WORK REQUIRED ▸ Set down the material below in full, matching it exactly.

EXERCISE INPUTS ▸

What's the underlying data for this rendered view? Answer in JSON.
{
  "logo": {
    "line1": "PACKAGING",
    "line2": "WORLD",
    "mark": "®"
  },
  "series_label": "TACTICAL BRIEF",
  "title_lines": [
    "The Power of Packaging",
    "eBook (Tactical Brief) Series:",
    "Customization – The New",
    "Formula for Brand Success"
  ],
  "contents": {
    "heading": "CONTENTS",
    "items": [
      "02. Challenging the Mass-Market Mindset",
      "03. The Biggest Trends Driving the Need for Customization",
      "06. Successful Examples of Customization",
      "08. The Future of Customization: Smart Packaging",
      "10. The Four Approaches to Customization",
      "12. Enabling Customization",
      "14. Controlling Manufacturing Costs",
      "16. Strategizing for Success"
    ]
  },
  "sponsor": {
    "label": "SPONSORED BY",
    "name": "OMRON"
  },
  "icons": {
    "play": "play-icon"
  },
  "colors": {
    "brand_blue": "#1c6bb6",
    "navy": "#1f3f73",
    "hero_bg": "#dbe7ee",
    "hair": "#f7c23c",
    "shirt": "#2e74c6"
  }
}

OUTPUT FOR THIS EXERCISE ▸
What's the underlying data for this rendered view? Answer in JSON.
{
  "logo": {
    "line1": "PACKAGING",
    "line2": "WORLD",
    "mark": "®"
  },
  "series_label": "TACTICAL BRIEF",
  "title_lines": [
    "The Power of Packaging",
    "eBook (Tactical Brief) Series:",
    "Customization – The New",
    "Formula for Brand Success"
  ],
  "contents": {
    "heading": "CONTENTS",
    "items": [
      "02. Challenging the Mass-Market Mindset",
      "03. The Biggest Trends Driving the Need for Customization",
      "06. Successful Examples of Customization",
      "08. The Future of Customization: Smart Packaging",
      "10. The Four Approaches to Customization",
      "12. Enabling Customization",
      "14. Controlling Manufacturing Costs",
      "16. Strategizing for Success"
    ]
  },
  "sponsor": {
    "label": "SPONSORED BY",
    "name": "OMRON"
  },
  "icons": {
    "play": "play-icon"
  },
  "colors": {
    "brand_blue": "#1c6bb6",
    "navy": "#1f3f73",
    "hero_bg": "#dbe7ee",
    "hair": "#f7c23c",
    "shirt": "#2e74c6"
  }
}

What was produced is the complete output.